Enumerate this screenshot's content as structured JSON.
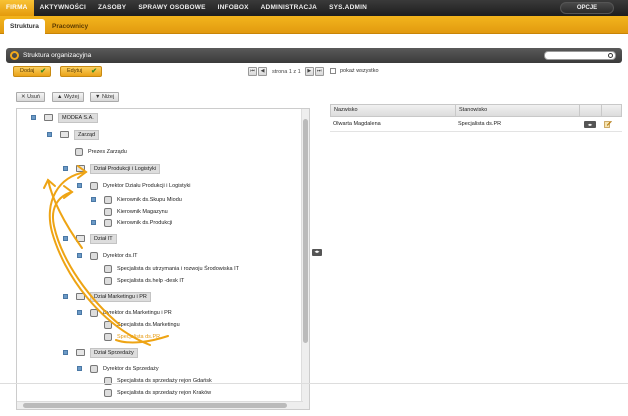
{
  "nav": {
    "items": [
      "FIRMA",
      "AKTYWNOŚCI",
      "ZASOBY",
      "SPRAWY OSOBOWE",
      "INFOBOX",
      "ADMINISTRACJA",
      "SYS.ADMIN"
    ],
    "active": "FIRMA",
    "opcje": "OPCJE"
  },
  "subtabs": [
    "Struktura",
    "Pracownicy"
  ],
  "panel": {
    "title": "Struktura organizacyjna",
    "search_placeholder": ""
  },
  "actions": {
    "add": "Dodaj",
    "edit": "Edytuj"
  },
  "pager": {
    "text": "strona 1 z 1",
    "show_all": "pokaż wszystko"
  },
  "tools": {
    "delete": "Usuń",
    "up": "Wyżej",
    "down": "Niżej"
  },
  "tree": [
    {
      "label": "MODEA S.A.",
      "kind": "unit",
      "expander": true
    },
    {
      "label": "Zarząd",
      "kind": "unit",
      "expander": true
    },
    {
      "label": "Prezes Zarządu",
      "kind": "person",
      "expander": false
    },
    {
      "label": "Dział Produkcji i Logistyki",
      "kind": "unit",
      "expander": true
    },
    {
      "label": "Dyrektor Działu Produkcji i Logistyki",
      "kind": "person",
      "expander": true
    },
    {
      "label": "Kierownik ds.Skupu Miodu",
      "kind": "person",
      "expander": true
    },
    {
      "label": "Kierownik Magazynu",
      "kind": "person",
      "expander": false
    },
    {
      "label": "Kierownik ds.Produkcji",
      "kind": "person",
      "expander": true
    },
    {
      "label": "Dział IT",
      "kind": "unit",
      "expander": true
    },
    {
      "label": "Dyrektor ds.IT",
      "kind": "person",
      "expander": true
    },
    {
      "label": "Specjalista ds utrzymania i rozwoju Środowiska IT",
      "kind": "person",
      "expander": false
    },
    {
      "label": "Specjalista ds.help -desk IT",
      "kind": "person",
      "expander": false
    },
    {
      "label": "Dział Marketingu i PR",
      "kind": "unit",
      "expander": true
    },
    {
      "label": "Dyrektor ds.Marketingu i PR",
      "kind": "person",
      "expander": true
    },
    {
      "label": "Specjalista ds.Marketingu",
      "kind": "person",
      "expander": false
    },
    {
      "label": "Specjalista ds.PR",
      "kind": "person",
      "expander": false,
      "highlight": true
    },
    {
      "label": "Dział Sprzedaży",
      "kind": "unit",
      "expander": true
    },
    {
      "label": "Dyrektor ds Sprzedaży",
      "kind": "person",
      "expander": true
    },
    {
      "label": "Specjalista ds sprzedaży rejon Gdańsk",
      "kind": "person",
      "expander": false
    },
    {
      "label": "Specjalista ds sprzedaży rejon Kraków",
      "kind": "person",
      "expander": false
    }
  ],
  "grid": {
    "headers": [
      "Nazwisko",
      "Stanowisko"
    ],
    "rows": [
      {
        "name": "Olwarta Magdalena",
        "position": "Specjalista ds.PR"
      }
    ]
  },
  "colors": {
    "accent": "#eea414",
    "nav": "#2a2a2a",
    "annotation": "#eea414"
  }
}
——
Exercise details: Reproduce the data verbatim. Do not carry any picture into the copy.

Solution:
Enumerate this screenshot's content as structured JSON.
{
  "nav": {
    "items": [
      "FIRMA",
      "AKTYWNOŚCI",
      "ZASOBY",
      "SPRAWY OSOBOWE",
      "INFOBOX",
      "ADMINISTRACJA",
      "SYS.ADMIN"
    ],
    "active": "FIRMA",
    "opcje": "OPCJE"
  },
  "subtabs": [
    "Struktura",
    "Pracownicy"
  ],
  "panel": {
    "title": "Struktura organizacyjna",
    "search_placeholder": ""
  },
  "actions": {
    "add": "Dodaj",
    "edit": "Edytuj"
  },
  "pager": {
    "text": "strona 1 z 1",
    "show_all": "pokaż wszystko"
  },
  "tools": {
    "delete": "Usuń",
    "up": "Wyżej",
    "down": "Niżej"
  },
  "tree": [
    {
      "label": "MODEA S.A.",
      "kind": "unit",
      "expander": true
    },
    {
      "label": "Zarząd",
      "kind": "unit",
      "expander": true
    },
    {
      "label": "Prezes Zarządu",
      "kind": "person",
      "expander": false
    },
    {
      "label": "Dział Produkcji i Logistyki",
      "kind": "unit",
      "expander": true
    },
    {
      "label": "Dyrektor Działu Produkcji i Logistyki",
      "kind": "person",
      "expander": true
    },
    {
      "label": "Kierownik ds.Skupu Miodu",
      "kind": "person",
      "expander": true
    },
    {
      "label": "Kierownik Magazynu",
      "kind": "person",
      "expander": false
    },
    {
      "label": "Kierownik ds.Produkcji",
      "kind": "person",
      "expander": true
    },
    {
      "label": "Dział IT",
      "kind": "unit",
      "expander": true
    },
    {
      "label": "Dyrektor ds.IT",
      "kind": "person",
      "expander": true
    },
    {
      "label": "Specjalista ds utrzymania i rozwoju Środowiska IT",
      "kind": "person",
      "expander": false
    },
    {
      "label": "Specjalista ds.help -desk IT",
      "kind": "person",
      "expander": false
    },
    {
      "label": "Dział Marketingu i PR",
      "kind": "unit",
      "expander": true
    },
    {
      "label": "Dyrektor ds.Marketingu i PR",
      "kind": "person",
      "expander": true
    },
    {
      "label": "Specjalista ds.Marketingu",
      "kind": "person",
      "expander": false
    },
    {
      "label": "Specjalista ds.PR",
      "kind": "person",
      "expander": false,
      "highlight": true
    },
    {
      "label": "Dział Sprzedaży",
      "kind": "unit",
      "expander": true
    },
    {
      "label": "Dyrektor ds Sprzedaży",
      "kind": "person",
      "expander": true
    },
    {
      "label": "Specjalista ds sprzedaży rejon Gdańsk",
      "kind": "person",
      "expander": false
    },
    {
      "label": "Specjalista ds sprzedaży rejon Kraków",
      "kind": "person",
      "expander": false
    }
  ],
  "grid": {
    "headers": [
      "Nazwisko",
      "Stanowisko"
    ],
    "rows": [
      {
        "name": "Olwarta Magdalena",
        "position": "Specjalista ds.PR"
      }
    ]
  },
  "colors": {
    "accent": "#eea414",
    "nav": "#2a2a2a",
    "annotation": "#eea414"
  }
}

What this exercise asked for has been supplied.